Stored entries:
━━━━━━━━━━

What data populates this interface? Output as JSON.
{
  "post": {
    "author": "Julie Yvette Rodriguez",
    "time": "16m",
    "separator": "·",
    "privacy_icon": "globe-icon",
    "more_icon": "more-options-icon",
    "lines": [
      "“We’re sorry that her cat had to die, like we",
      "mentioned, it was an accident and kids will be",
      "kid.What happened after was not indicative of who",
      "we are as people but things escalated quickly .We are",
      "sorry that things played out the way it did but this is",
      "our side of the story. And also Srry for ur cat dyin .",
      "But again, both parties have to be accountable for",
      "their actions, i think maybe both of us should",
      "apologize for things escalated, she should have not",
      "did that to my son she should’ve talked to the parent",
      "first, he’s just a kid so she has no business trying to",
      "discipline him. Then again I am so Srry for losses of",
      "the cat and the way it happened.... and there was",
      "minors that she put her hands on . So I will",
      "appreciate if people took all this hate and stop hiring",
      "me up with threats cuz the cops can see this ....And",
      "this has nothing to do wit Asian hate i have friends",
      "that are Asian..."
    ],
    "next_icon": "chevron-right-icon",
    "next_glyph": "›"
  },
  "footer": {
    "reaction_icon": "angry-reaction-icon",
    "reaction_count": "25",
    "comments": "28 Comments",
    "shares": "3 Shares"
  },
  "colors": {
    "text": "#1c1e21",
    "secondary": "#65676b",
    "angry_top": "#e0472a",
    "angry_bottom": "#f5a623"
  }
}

━━━━━━━━━━

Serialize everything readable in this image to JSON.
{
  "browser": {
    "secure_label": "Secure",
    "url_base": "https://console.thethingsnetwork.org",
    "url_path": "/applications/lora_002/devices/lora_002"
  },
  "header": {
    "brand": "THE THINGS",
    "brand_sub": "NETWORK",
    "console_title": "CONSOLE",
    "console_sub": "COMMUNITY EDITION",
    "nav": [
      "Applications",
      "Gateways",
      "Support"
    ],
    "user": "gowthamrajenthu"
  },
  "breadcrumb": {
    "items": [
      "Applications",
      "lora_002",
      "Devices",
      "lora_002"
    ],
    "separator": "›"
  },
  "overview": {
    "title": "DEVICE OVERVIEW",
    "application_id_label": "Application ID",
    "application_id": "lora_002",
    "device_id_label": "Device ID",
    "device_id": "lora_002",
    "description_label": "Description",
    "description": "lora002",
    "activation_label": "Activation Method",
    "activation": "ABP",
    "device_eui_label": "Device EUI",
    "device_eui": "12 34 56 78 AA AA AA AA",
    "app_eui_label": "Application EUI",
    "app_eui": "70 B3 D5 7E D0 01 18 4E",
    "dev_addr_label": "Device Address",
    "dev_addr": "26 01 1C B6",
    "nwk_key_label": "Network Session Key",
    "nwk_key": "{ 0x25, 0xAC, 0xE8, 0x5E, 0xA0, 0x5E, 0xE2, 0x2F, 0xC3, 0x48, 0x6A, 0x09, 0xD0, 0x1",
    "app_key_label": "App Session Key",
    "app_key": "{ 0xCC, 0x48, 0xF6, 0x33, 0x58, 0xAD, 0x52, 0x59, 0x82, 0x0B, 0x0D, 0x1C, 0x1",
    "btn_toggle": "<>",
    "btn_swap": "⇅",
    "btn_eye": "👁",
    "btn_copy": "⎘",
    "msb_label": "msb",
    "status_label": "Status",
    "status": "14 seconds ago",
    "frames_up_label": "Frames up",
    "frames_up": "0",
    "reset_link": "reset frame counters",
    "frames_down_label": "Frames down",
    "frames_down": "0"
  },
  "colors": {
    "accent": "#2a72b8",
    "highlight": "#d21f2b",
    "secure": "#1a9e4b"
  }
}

━━━━━━━━━━

Stated exercise: Where does the word "Srry" appear in the listing? List each line that holds it.

Full solution:
      "our side of the story. And also Srry for ur cat dyin .",
      "discipline him. Then again I am so Srry for losses of",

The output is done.